[Records from a data collection]

★ ★ ★ ★

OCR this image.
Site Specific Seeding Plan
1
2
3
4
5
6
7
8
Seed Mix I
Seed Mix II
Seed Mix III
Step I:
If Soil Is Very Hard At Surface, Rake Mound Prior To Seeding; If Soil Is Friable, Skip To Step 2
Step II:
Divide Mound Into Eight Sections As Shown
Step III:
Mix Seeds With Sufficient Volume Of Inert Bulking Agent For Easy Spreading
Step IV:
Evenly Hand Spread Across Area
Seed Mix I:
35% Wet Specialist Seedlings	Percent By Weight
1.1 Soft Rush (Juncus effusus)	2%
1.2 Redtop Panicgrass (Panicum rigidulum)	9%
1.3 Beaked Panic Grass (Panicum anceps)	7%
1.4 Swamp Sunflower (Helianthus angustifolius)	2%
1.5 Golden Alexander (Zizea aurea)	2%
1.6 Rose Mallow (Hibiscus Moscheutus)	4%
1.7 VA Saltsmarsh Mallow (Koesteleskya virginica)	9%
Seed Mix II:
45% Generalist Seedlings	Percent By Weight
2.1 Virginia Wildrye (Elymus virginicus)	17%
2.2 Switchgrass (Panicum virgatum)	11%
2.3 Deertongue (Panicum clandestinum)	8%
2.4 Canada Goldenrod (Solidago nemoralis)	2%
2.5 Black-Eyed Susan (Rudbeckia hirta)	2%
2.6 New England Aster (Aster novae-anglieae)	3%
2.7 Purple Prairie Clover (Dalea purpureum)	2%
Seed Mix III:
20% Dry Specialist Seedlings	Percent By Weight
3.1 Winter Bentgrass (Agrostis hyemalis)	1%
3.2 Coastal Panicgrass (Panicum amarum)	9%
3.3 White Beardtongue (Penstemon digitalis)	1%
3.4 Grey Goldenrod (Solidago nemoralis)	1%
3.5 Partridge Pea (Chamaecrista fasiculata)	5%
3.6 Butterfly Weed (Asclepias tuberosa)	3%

★ ★ ★ ★

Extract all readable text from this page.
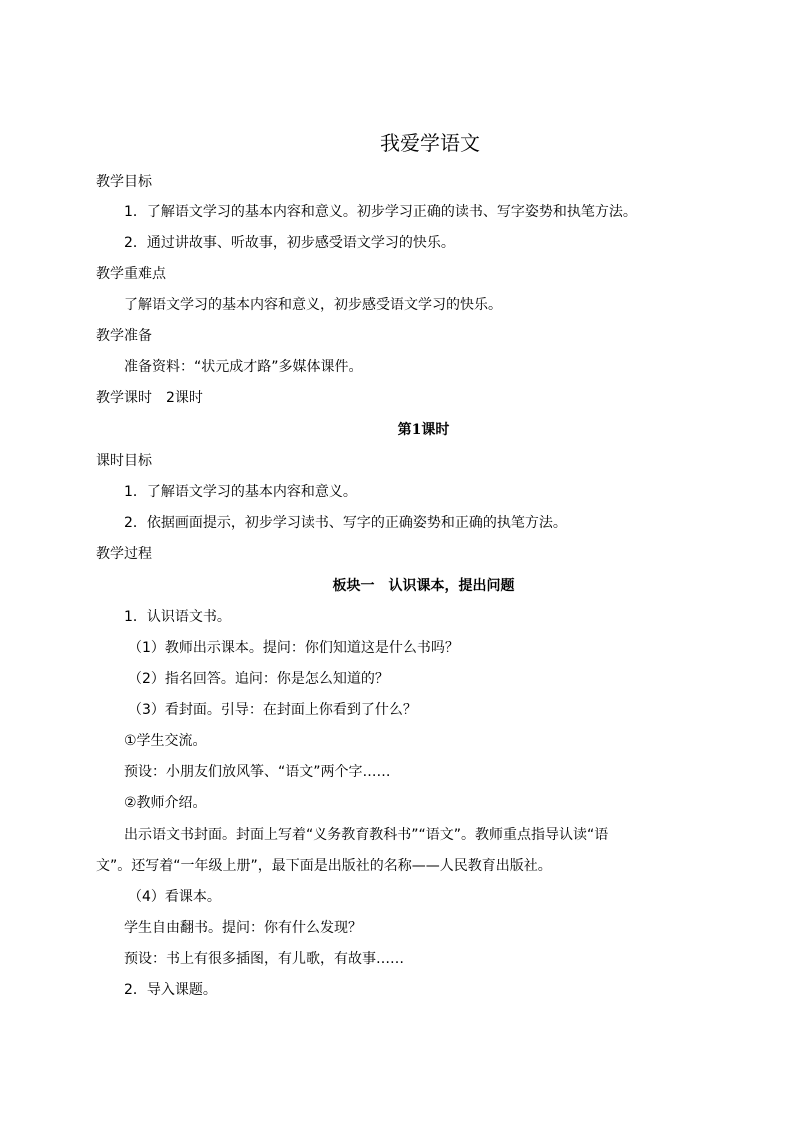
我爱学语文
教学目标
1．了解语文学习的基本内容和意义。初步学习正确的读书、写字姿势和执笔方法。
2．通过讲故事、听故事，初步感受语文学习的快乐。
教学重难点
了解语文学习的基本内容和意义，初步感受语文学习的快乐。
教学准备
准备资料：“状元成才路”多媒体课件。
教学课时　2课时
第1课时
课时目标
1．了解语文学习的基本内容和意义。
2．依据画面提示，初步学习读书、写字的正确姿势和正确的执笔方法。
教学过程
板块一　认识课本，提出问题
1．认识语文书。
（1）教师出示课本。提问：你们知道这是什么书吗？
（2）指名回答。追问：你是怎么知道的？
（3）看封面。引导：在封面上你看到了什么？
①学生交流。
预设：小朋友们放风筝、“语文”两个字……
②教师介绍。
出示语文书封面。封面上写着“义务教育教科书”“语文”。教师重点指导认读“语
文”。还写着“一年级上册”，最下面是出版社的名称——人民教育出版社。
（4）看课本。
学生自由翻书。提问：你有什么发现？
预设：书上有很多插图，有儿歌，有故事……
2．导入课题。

★ ★ ★ ★

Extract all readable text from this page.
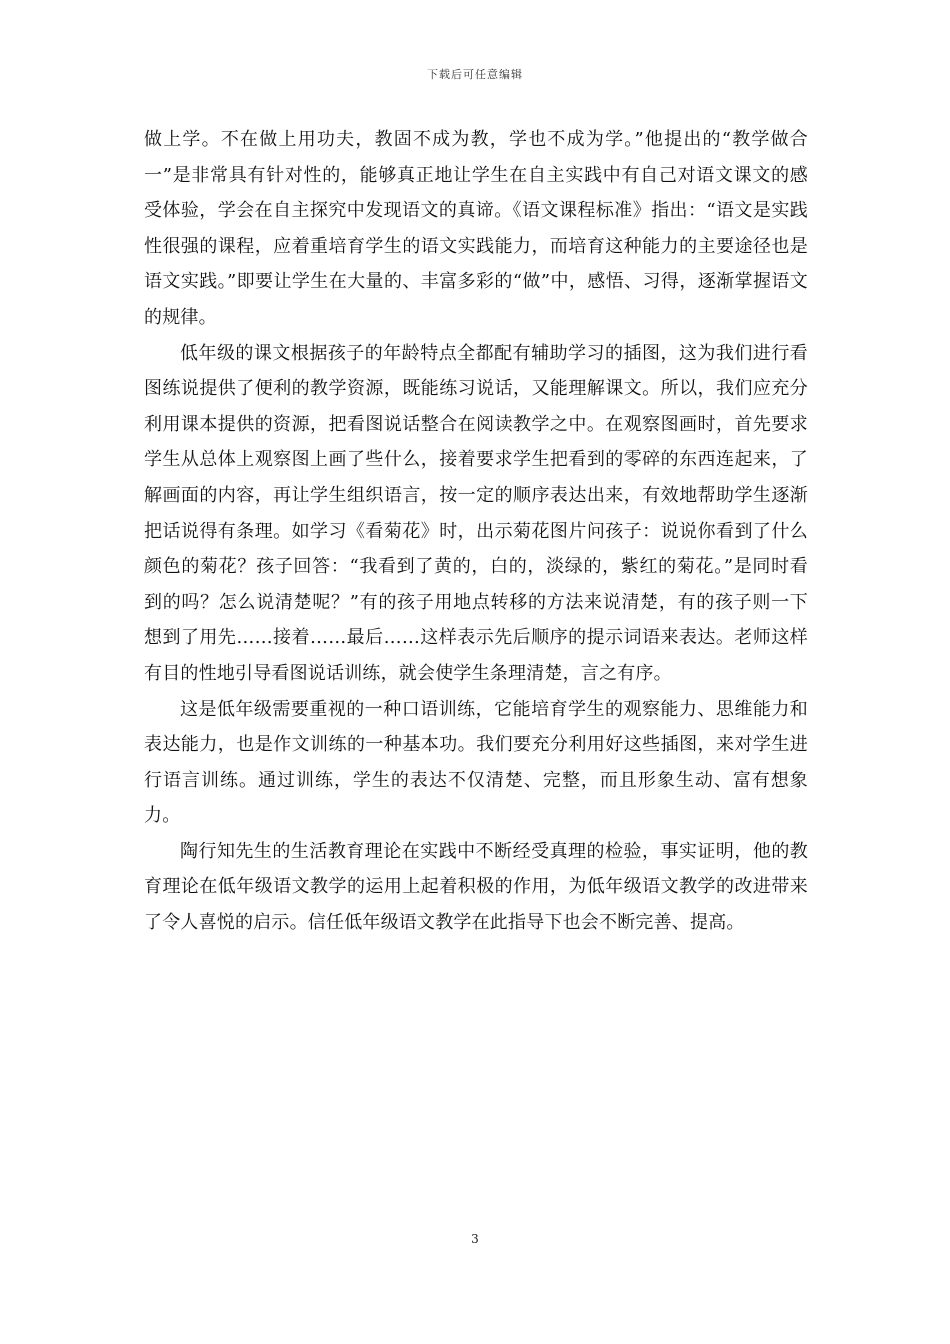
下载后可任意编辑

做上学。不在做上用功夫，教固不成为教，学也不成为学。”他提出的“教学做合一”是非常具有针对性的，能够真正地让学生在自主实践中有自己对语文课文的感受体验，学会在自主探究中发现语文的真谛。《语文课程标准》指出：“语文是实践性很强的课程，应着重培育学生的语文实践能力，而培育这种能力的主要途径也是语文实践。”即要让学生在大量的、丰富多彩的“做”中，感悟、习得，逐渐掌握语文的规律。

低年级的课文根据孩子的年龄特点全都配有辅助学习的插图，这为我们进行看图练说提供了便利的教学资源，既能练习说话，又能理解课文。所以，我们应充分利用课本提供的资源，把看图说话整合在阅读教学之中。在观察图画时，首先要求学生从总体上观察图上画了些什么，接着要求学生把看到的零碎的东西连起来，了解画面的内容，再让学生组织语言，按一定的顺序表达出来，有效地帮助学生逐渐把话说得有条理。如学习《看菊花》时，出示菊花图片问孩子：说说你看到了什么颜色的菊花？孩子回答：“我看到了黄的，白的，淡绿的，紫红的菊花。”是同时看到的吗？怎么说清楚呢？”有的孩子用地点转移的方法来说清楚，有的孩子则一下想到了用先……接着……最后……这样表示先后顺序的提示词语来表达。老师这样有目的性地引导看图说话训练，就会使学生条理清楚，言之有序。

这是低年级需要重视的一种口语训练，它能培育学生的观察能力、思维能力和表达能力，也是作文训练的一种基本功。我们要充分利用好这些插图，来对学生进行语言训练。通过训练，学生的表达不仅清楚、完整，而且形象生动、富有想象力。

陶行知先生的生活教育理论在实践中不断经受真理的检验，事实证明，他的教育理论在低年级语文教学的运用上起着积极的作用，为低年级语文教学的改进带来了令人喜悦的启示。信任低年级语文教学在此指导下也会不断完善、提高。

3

★ ★ ★ ★

> _Description of the task_
Search the data above for lines holding "Mallow" and copy each of them.

> _Answer to this problem_
1.6 Rose Mallow (Hibiscus Moscheutus)	4%
1.7 VA Saltsmarsh Mallow (Koesteleskya virginica)	9%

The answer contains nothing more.